§ **The request**: Which lines contain the word "type"? Return each of them as written.

────────────────────

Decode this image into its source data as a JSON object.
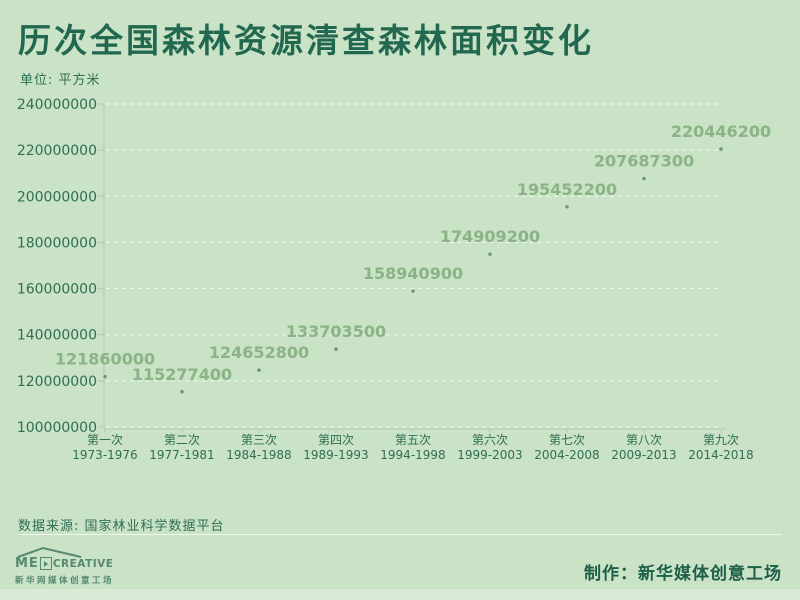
{
  "header": {
    "title": "历次全国森林资源清查森林面积变化",
    "unit_label": "单位: 平方米"
  },
  "chart_data": {
    "type": "scatter",
    "title": "历次全国森林资源清查森林面积变化",
    "unit": "平方米",
    "categories": [
      "第一次",
      "第二次",
      "第三次",
      "第四次",
      "第五次",
      "第六次",
      "第七次",
      "第八次",
      "第九次"
    ],
    "year_ranges": [
      "1973-1976",
      "1977-1981",
      "1984-1988",
      "1989-1993",
      "1994-1998",
      "1999-2003",
      "2004-2008",
      "2009-2013",
      "2014-2018"
    ],
    "values": [
      121860000,
      115277400,
      124652800,
      133703500,
      158940900,
      174909200,
      195452200,
      207687300,
      220446200
    ],
    "ylim": [
      100000000,
      240000000
    ],
    "ytick_step": 20000000,
    "grid": "horizontal-dashed",
    "legend": "none",
    "data_labels": true
  },
  "footer": {
    "source": "数据来源: 国家林业科学数据平台",
    "credit": "制作：新华媒体创意工场",
    "logo": {
      "brand_me": "ME",
      "brand_rest": "CREATIVE",
      "subtitle": "新华网媒体创意工场"
    }
  },
  "colors": {
    "background": "#cae2c5",
    "title": "#226850",
    "axis_text": "#2f6f54",
    "data_label": "#8ab386",
    "point": "#67976a",
    "grid_line": "#ffffff",
    "axis_line": "#b5c9b1",
    "credit": "#1d5f48",
    "logo": "#447a63"
  }
}
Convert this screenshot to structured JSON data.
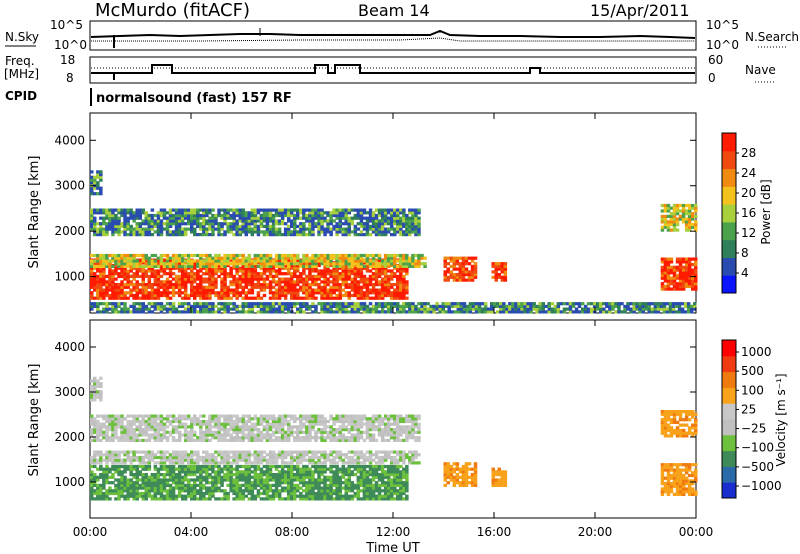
{
  "header": {
    "station": "McMurdo (fitACF)",
    "beam": "Beam 14",
    "date": "15/Apr/2011"
  },
  "top_panel": {
    "nsky_label": "N.Sky",
    "nsearch_label": "N.Search",
    "left_ticks": [
      "10^5",
      "10^0"
    ],
    "right_ticks": [
      "10^5",
      "10^0"
    ],
    "freq_label_1": "Freq.",
    "freq_label_2": "[MHz]",
    "freq_ticks": [
      "18",
      "8"
    ],
    "nave_label": "Nave",
    "nave_ticks": [
      "60",
      "0"
    ],
    "cpid_label": "CPID",
    "cpid_text": "normalsound (fast) 157 RF"
  },
  "colors": {
    "power_scale": [
      "#0a14ff",
      "#2a4cb0",
      "#2e7f5a",
      "#4ca24c",
      "#a8cf3c",
      "#f4c21c",
      "#f08a10",
      "#f04a10",
      "#ff1a00"
    ],
    "velocity_scale": [
      "#1a2ecf",
      "#2a6aa8",
      "#3e8a58",
      "#6cc03c",
      "#c0c0c0",
      "#c8c8c8",
      "#f7a21a",
      "#f07a10",
      "#f03a10",
      "#ff0000"
    ]
  },
  "chart_data": [
    {
      "type": "heatmap",
      "title": "Power",
      "xlabel": "",
      "ylabel": "Slant Range [km]",
      "x_ticks": [
        "00:00",
        "04:00",
        "08:00",
        "12:00",
        "16:00",
        "20:00",
        "00:00"
      ],
      "y_ticks": [
        1000,
        2000,
        3000,
        4000
      ],
      "xlim": [
        0,
        24
      ],
      "ylim": [
        200,
        4600
      ],
      "colorbar_label": "Power [dB]",
      "colorbar_ticks": [
        4,
        8,
        12,
        16,
        20,
        24,
        28
      ],
      "regions": [
        {
          "x0": 0.0,
          "x1": 12.5,
          "r0": 500,
          "r1": 1350,
          "level": "high"
        },
        {
          "x0": 0.0,
          "x1": 13.2,
          "r0": 1200,
          "r1": 1500,
          "level": "mid"
        },
        {
          "x0": 0.0,
          "x1": 13.0,
          "r0": 1900,
          "r1": 2500,
          "level": "low"
        },
        {
          "x0": 0.0,
          "x1": 0.4,
          "r0": 2800,
          "r1": 3300,
          "level": "low"
        },
        {
          "x0": 14.0,
          "x1": 15.2,
          "r0": 900,
          "r1": 1400,
          "level": "high"
        },
        {
          "x0": 15.9,
          "x1": 16.4,
          "r0": 900,
          "r1": 1300,
          "level": "high"
        },
        {
          "x0": 22.6,
          "x1": 24.0,
          "r0": 700,
          "r1": 1400,
          "level": "high"
        },
        {
          "x0": 22.6,
          "x1": 24.0,
          "r0": 2000,
          "r1": 2600,
          "level": "mid"
        },
        {
          "x0": 0.0,
          "x1": 24.0,
          "r0": 200,
          "r1": 400,
          "level": "low"
        }
      ]
    },
    {
      "type": "heatmap",
      "title": "Velocity",
      "xlabel": "Time UT",
      "ylabel": "Slant Range [km]",
      "x_ticks": [
        "00:00",
        "04:00",
        "08:00",
        "12:00",
        "16:00",
        "20:00",
        "00:00"
      ],
      "y_ticks": [
        1000,
        2000,
        3000,
        4000
      ],
      "xlim": [
        0,
        24
      ],
      "ylim": [
        200,
        4600
      ],
      "colorbar_label": "Velocity [m s⁻¹]",
      "colorbar_ticks": [
        "1000",
        "500",
        "100",
        "25",
        "−25",
        "−100",
        "−500",
        "−1000"
      ],
      "regions": [
        {
          "x0": 0.0,
          "x1": 12.5,
          "r0": 600,
          "r1": 1350,
          "level": "green"
        },
        {
          "x0": 0.0,
          "x1": 13.0,
          "r0": 1400,
          "r1": 1700,
          "level": "gray"
        },
        {
          "x0": 0.0,
          "x1": 13.0,
          "r0": 1900,
          "r1": 2500,
          "level": "gray"
        },
        {
          "x0": 0.0,
          "x1": 0.4,
          "r0": 2800,
          "r1": 3300,
          "level": "gray"
        },
        {
          "x0": 14.0,
          "x1": 15.2,
          "r0": 900,
          "r1": 1400,
          "level": "orange"
        },
        {
          "x0": 15.9,
          "x1": 16.4,
          "r0": 900,
          "r1": 1300,
          "level": "orange"
        },
        {
          "x0": 22.6,
          "x1": 24.0,
          "r0": 700,
          "r1": 1400,
          "level": "orange"
        },
        {
          "x0": 22.6,
          "x1": 24.0,
          "r0": 2000,
          "r1": 2600,
          "level": "orange"
        }
      ]
    }
  ]
}
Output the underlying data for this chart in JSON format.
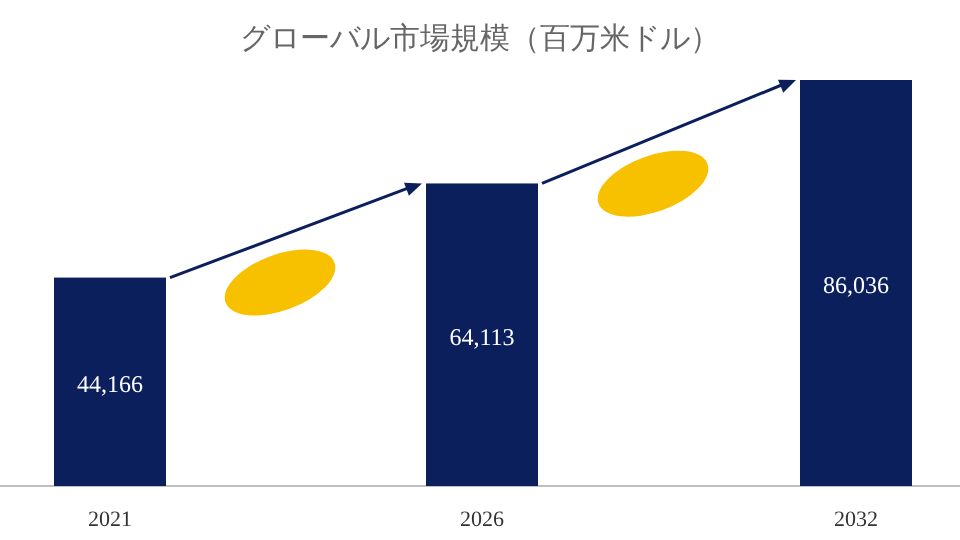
{
  "chart_data": {
    "type": "bar",
    "title": "グローバル市場規模（百万米ドル）",
    "categories": [
      "2021",
      "2026",
      "2032"
    ],
    "values": [
      44166,
      64113,
      86036
    ],
    "color": "#0b1f5c",
    "value_labels": [
      "44,166",
      "64,113",
      "86,036"
    ]
  }
}
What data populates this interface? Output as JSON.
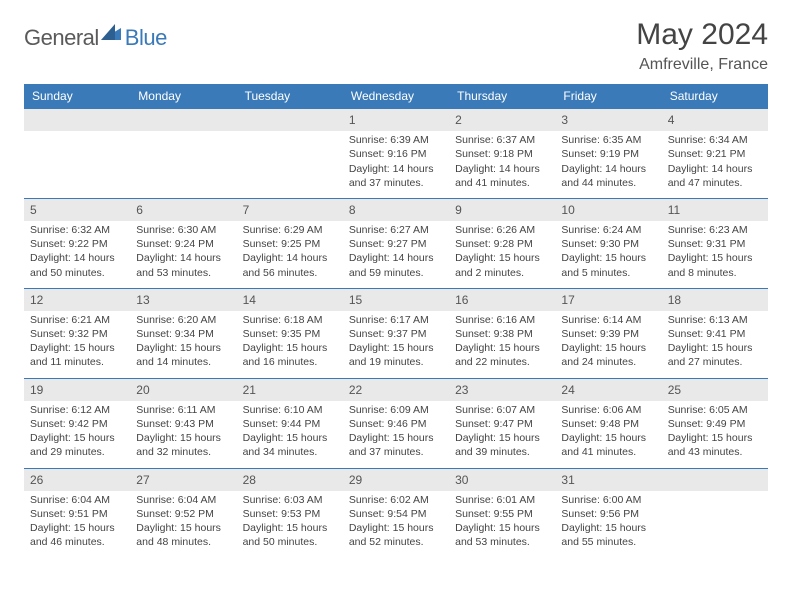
{
  "brand": {
    "part1": "General",
    "part2": "Blue"
  },
  "title": "May 2024",
  "location": "Amfreville, France",
  "colors": {
    "header_bg": "#3a7ab8",
    "header_fg": "#ffffff",
    "daynum_bg": "#e9e9e9",
    "cell_border": "#3a7ab8",
    "text": "#444444",
    "background": "#ffffff"
  },
  "fonts": {
    "title_size": 30,
    "location_size": 16,
    "dayhead_size": 12,
    "cell_size": 10.5
  },
  "day_labels": [
    "Sunday",
    "Monday",
    "Tuesday",
    "Wednesday",
    "Thursday",
    "Friday",
    "Saturday"
  ],
  "weeks": [
    [
      null,
      null,
      null,
      {
        "n": "1",
        "rise": "Sunrise: 6:39 AM",
        "set": "Sunset: 9:16 PM",
        "dl1": "Daylight: 14 hours",
        "dl2": "and 37 minutes."
      },
      {
        "n": "2",
        "rise": "Sunrise: 6:37 AM",
        "set": "Sunset: 9:18 PM",
        "dl1": "Daylight: 14 hours",
        "dl2": "and 41 minutes."
      },
      {
        "n": "3",
        "rise": "Sunrise: 6:35 AM",
        "set": "Sunset: 9:19 PM",
        "dl1": "Daylight: 14 hours",
        "dl2": "and 44 minutes."
      },
      {
        "n": "4",
        "rise": "Sunrise: 6:34 AM",
        "set": "Sunset: 9:21 PM",
        "dl1": "Daylight: 14 hours",
        "dl2": "and 47 minutes."
      }
    ],
    [
      {
        "n": "5",
        "rise": "Sunrise: 6:32 AM",
        "set": "Sunset: 9:22 PM",
        "dl1": "Daylight: 14 hours",
        "dl2": "and 50 minutes."
      },
      {
        "n": "6",
        "rise": "Sunrise: 6:30 AM",
        "set": "Sunset: 9:24 PM",
        "dl1": "Daylight: 14 hours",
        "dl2": "and 53 minutes."
      },
      {
        "n": "7",
        "rise": "Sunrise: 6:29 AM",
        "set": "Sunset: 9:25 PM",
        "dl1": "Daylight: 14 hours",
        "dl2": "and 56 minutes."
      },
      {
        "n": "8",
        "rise": "Sunrise: 6:27 AM",
        "set": "Sunset: 9:27 PM",
        "dl1": "Daylight: 14 hours",
        "dl2": "and 59 minutes."
      },
      {
        "n": "9",
        "rise": "Sunrise: 6:26 AM",
        "set": "Sunset: 9:28 PM",
        "dl1": "Daylight: 15 hours",
        "dl2": "and 2 minutes."
      },
      {
        "n": "10",
        "rise": "Sunrise: 6:24 AM",
        "set": "Sunset: 9:30 PM",
        "dl1": "Daylight: 15 hours",
        "dl2": "and 5 minutes."
      },
      {
        "n": "11",
        "rise": "Sunrise: 6:23 AM",
        "set": "Sunset: 9:31 PM",
        "dl1": "Daylight: 15 hours",
        "dl2": "and 8 minutes."
      }
    ],
    [
      {
        "n": "12",
        "rise": "Sunrise: 6:21 AM",
        "set": "Sunset: 9:32 PM",
        "dl1": "Daylight: 15 hours",
        "dl2": "and 11 minutes."
      },
      {
        "n": "13",
        "rise": "Sunrise: 6:20 AM",
        "set": "Sunset: 9:34 PM",
        "dl1": "Daylight: 15 hours",
        "dl2": "and 14 minutes."
      },
      {
        "n": "14",
        "rise": "Sunrise: 6:18 AM",
        "set": "Sunset: 9:35 PM",
        "dl1": "Daylight: 15 hours",
        "dl2": "and 16 minutes."
      },
      {
        "n": "15",
        "rise": "Sunrise: 6:17 AM",
        "set": "Sunset: 9:37 PM",
        "dl1": "Daylight: 15 hours",
        "dl2": "and 19 minutes."
      },
      {
        "n": "16",
        "rise": "Sunrise: 6:16 AM",
        "set": "Sunset: 9:38 PM",
        "dl1": "Daylight: 15 hours",
        "dl2": "and 22 minutes."
      },
      {
        "n": "17",
        "rise": "Sunrise: 6:14 AM",
        "set": "Sunset: 9:39 PM",
        "dl1": "Daylight: 15 hours",
        "dl2": "and 24 minutes."
      },
      {
        "n": "18",
        "rise": "Sunrise: 6:13 AM",
        "set": "Sunset: 9:41 PM",
        "dl1": "Daylight: 15 hours",
        "dl2": "and 27 minutes."
      }
    ],
    [
      {
        "n": "19",
        "rise": "Sunrise: 6:12 AM",
        "set": "Sunset: 9:42 PM",
        "dl1": "Daylight: 15 hours",
        "dl2": "and 29 minutes."
      },
      {
        "n": "20",
        "rise": "Sunrise: 6:11 AM",
        "set": "Sunset: 9:43 PM",
        "dl1": "Daylight: 15 hours",
        "dl2": "and 32 minutes."
      },
      {
        "n": "21",
        "rise": "Sunrise: 6:10 AM",
        "set": "Sunset: 9:44 PM",
        "dl1": "Daylight: 15 hours",
        "dl2": "and 34 minutes."
      },
      {
        "n": "22",
        "rise": "Sunrise: 6:09 AM",
        "set": "Sunset: 9:46 PM",
        "dl1": "Daylight: 15 hours",
        "dl2": "and 37 minutes."
      },
      {
        "n": "23",
        "rise": "Sunrise: 6:07 AM",
        "set": "Sunset: 9:47 PM",
        "dl1": "Daylight: 15 hours",
        "dl2": "and 39 minutes."
      },
      {
        "n": "24",
        "rise": "Sunrise: 6:06 AM",
        "set": "Sunset: 9:48 PM",
        "dl1": "Daylight: 15 hours",
        "dl2": "and 41 minutes."
      },
      {
        "n": "25",
        "rise": "Sunrise: 6:05 AM",
        "set": "Sunset: 9:49 PM",
        "dl1": "Daylight: 15 hours",
        "dl2": "and 43 minutes."
      }
    ],
    [
      {
        "n": "26",
        "rise": "Sunrise: 6:04 AM",
        "set": "Sunset: 9:51 PM",
        "dl1": "Daylight: 15 hours",
        "dl2": "and 46 minutes."
      },
      {
        "n": "27",
        "rise": "Sunrise: 6:04 AM",
        "set": "Sunset: 9:52 PM",
        "dl1": "Daylight: 15 hours",
        "dl2": "and 48 minutes."
      },
      {
        "n": "28",
        "rise": "Sunrise: 6:03 AM",
        "set": "Sunset: 9:53 PM",
        "dl1": "Daylight: 15 hours",
        "dl2": "and 50 minutes."
      },
      {
        "n": "29",
        "rise": "Sunrise: 6:02 AM",
        "set": "Sunset: 9:54 PM",
        "dl1": "Daylight: 15 hours",
        "dl2": "and 52 minutes."
      },
      {
        "n": "30",
        "rise": "Sunrise: 6:01 AM",
        "set": "Sunset: 9:55 PM",
        "dl1": "Daylight: 15 hours",
        "dl2": "and 53 minutes."
      },
      {
        "n": "31",
        "rise": "Sunrise: 6:00 AM",
        "set": "Sunset: 9:56 PM",
        "dl1": "Daylight: 15 hours",
        "dl2": "and 55 minutes."
      },
      null
    ]
  ]
}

────────────────────

§ **Task answer**:
    "type": "scatter",
      "type": "heatmap",
      "type": "heatmap",
    "type": "bar",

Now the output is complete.